* _Stated problem_
Copy out, unchanged, the part of the records that opens with the line containing "panel-b-legend: LRR IBTR" and closes with the line containing "line-hr-her2 — [1043, 349, 1377, 413]". Include both of those lines and nothing else.

* _Data to use_
+--

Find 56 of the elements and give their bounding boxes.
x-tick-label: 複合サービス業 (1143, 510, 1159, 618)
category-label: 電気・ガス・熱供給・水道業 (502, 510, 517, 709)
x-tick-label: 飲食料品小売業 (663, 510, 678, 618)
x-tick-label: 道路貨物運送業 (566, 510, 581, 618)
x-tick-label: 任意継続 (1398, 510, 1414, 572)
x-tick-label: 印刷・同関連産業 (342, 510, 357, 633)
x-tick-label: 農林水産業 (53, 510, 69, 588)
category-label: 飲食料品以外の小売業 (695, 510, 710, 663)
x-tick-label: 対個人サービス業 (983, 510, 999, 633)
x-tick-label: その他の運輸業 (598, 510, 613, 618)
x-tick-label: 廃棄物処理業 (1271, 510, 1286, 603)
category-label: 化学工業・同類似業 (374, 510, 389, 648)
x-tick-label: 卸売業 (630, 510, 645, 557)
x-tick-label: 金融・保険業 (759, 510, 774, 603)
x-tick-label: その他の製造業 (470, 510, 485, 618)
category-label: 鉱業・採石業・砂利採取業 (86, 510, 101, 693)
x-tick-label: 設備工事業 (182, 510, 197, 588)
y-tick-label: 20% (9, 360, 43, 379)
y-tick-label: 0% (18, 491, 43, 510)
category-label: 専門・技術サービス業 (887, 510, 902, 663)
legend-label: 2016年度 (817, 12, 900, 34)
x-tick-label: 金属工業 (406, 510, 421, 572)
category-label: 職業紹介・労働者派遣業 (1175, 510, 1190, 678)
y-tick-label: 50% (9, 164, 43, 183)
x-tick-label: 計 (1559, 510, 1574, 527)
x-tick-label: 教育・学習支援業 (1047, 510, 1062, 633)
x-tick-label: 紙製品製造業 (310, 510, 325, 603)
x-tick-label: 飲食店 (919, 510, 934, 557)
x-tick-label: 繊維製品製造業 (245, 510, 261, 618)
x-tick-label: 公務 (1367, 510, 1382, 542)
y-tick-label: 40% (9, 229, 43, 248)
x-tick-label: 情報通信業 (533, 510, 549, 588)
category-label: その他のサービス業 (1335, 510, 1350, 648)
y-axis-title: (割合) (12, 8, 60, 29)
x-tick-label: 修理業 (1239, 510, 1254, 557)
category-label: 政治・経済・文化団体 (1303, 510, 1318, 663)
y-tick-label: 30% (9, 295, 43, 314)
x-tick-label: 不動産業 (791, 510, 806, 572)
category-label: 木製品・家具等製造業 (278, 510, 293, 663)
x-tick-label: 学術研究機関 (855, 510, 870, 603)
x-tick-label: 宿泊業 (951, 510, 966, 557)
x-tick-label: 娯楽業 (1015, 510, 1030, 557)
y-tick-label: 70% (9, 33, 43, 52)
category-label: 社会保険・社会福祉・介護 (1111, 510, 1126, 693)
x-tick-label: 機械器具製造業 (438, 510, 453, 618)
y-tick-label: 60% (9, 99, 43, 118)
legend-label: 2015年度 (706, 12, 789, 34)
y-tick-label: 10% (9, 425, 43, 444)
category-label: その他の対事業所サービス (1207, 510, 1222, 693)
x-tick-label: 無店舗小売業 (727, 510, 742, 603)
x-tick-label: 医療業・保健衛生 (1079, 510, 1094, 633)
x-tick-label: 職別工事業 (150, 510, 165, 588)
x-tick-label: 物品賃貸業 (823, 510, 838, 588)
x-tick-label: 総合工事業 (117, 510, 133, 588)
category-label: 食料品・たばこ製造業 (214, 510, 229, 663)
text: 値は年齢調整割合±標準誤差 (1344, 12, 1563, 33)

+--

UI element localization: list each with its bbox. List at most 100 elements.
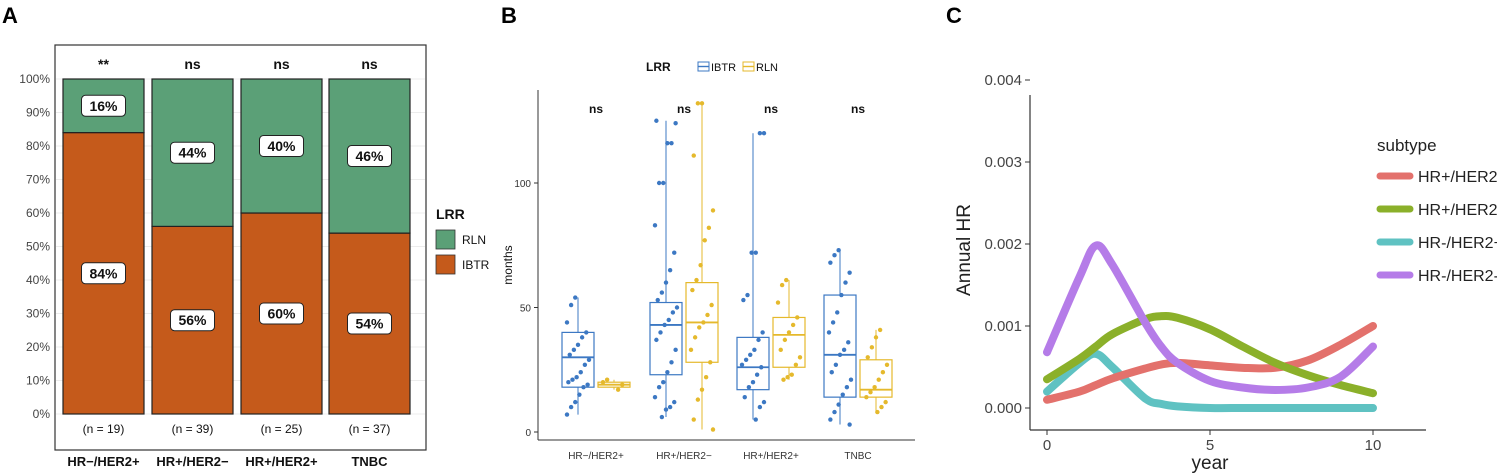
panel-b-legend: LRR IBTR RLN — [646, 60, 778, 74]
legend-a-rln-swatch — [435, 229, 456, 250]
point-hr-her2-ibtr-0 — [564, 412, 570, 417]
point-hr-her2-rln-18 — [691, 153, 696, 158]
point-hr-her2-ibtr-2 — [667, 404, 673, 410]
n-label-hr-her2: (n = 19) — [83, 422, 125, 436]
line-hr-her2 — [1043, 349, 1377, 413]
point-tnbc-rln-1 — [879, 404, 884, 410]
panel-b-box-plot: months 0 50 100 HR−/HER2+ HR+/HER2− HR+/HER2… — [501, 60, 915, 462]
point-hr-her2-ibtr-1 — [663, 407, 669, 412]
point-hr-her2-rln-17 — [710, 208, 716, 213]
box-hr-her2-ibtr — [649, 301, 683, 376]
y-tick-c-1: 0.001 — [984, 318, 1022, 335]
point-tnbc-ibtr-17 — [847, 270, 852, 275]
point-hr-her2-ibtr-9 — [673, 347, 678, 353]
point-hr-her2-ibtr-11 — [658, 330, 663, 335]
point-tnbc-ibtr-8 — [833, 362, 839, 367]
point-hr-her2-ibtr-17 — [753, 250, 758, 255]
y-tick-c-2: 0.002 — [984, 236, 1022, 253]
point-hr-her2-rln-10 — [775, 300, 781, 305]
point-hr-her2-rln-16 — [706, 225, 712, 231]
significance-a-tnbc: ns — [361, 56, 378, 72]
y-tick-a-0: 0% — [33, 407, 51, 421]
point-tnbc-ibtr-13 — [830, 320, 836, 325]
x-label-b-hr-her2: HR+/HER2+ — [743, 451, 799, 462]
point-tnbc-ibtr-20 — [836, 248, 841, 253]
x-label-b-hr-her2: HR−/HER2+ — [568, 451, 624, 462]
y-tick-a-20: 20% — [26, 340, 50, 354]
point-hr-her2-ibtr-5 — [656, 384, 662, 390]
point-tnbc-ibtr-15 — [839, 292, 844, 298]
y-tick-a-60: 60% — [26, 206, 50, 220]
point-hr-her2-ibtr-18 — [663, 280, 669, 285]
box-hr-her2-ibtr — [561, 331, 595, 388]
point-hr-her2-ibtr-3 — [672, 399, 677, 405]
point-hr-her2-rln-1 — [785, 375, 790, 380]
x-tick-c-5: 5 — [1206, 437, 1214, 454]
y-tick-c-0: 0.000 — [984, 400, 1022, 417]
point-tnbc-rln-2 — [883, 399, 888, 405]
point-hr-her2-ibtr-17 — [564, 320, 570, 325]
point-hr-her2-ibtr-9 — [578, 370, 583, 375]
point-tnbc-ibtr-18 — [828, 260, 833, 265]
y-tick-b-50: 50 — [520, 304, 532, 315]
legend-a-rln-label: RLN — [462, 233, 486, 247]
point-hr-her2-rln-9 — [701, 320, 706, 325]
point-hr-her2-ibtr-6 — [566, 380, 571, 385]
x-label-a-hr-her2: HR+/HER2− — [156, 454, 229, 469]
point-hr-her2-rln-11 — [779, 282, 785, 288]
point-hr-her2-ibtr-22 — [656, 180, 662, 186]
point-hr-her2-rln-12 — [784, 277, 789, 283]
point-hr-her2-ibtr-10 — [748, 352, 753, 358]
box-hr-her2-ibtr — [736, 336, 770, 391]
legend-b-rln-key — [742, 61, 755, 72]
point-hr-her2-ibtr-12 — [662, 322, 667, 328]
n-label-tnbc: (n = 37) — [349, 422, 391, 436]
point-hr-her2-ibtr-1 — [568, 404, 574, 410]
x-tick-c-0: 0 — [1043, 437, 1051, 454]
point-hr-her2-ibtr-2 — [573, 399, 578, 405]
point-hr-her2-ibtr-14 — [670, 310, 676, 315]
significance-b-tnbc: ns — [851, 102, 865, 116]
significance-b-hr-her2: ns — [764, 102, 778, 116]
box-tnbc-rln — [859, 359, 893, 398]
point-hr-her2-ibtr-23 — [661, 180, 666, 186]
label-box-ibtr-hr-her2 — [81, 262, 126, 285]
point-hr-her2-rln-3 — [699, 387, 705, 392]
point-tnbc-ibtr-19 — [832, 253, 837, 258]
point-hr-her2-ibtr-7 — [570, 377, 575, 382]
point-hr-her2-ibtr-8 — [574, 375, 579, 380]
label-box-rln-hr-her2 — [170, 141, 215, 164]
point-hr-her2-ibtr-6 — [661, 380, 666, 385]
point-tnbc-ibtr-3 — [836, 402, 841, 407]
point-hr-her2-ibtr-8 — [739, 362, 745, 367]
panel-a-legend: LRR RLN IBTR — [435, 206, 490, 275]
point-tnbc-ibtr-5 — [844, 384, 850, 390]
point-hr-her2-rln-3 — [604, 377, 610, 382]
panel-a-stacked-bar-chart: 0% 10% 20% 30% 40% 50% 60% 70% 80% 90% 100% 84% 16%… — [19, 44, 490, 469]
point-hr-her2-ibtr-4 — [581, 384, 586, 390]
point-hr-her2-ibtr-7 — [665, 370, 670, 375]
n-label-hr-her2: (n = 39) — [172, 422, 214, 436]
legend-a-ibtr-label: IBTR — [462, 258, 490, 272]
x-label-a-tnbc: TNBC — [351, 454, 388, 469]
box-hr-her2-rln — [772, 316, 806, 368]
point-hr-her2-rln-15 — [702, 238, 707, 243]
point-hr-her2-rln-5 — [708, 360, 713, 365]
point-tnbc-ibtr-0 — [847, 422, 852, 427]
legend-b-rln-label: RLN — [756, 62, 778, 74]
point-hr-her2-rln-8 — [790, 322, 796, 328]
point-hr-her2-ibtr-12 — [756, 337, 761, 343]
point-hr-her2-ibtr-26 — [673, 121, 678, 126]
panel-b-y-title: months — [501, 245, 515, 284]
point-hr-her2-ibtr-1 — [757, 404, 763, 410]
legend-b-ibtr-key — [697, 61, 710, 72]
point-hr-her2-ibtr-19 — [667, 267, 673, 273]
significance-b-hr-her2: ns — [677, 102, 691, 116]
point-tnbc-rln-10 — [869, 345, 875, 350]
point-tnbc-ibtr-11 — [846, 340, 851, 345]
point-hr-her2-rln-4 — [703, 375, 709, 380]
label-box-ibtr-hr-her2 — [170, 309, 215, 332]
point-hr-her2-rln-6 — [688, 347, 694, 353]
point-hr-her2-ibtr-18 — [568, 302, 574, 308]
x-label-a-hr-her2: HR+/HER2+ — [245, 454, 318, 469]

+--

* _Answer for this exercise_
panel-b-legend: LRR IBTR RLN — [646, 60, 778, 74]
legend-a-rln-swatch — [435, 229, 456, 250]
point-hr-her2-ibtr-0 — [564, 412, 570, 417]
point-hr-her2-rln-18 — [691, 153, 696, 158]
point-hr-her2-ibtr-2 — [667, 404, 673, 410]
n-label-hr-her2: (n = 19) — [83, 422, 125, 436]
line-hr-her2 — [1043, 349, 1377, 413]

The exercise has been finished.